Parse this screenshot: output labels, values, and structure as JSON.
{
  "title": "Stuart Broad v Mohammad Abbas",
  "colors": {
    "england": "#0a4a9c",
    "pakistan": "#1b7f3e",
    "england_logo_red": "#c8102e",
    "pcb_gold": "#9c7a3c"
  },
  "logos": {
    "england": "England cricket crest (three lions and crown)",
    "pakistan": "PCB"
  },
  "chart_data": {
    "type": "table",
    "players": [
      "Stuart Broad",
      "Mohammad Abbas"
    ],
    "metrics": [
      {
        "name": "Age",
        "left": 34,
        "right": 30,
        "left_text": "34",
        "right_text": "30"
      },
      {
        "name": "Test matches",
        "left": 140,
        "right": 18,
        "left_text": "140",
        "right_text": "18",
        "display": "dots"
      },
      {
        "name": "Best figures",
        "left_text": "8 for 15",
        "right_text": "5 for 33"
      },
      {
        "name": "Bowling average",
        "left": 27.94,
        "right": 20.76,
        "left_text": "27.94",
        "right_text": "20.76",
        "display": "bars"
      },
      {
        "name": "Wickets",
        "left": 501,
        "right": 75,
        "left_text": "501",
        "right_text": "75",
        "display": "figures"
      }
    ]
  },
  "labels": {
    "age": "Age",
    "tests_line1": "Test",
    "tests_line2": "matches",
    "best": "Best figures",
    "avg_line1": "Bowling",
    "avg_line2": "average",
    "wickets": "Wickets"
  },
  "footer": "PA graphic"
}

_ _ _

■ AIM OF THE TASK: In the entries above, find each line with the word "Best" and show it.

■ OUTPUT BELOW:
        "name": "Best figures",
    "best": "Best figures",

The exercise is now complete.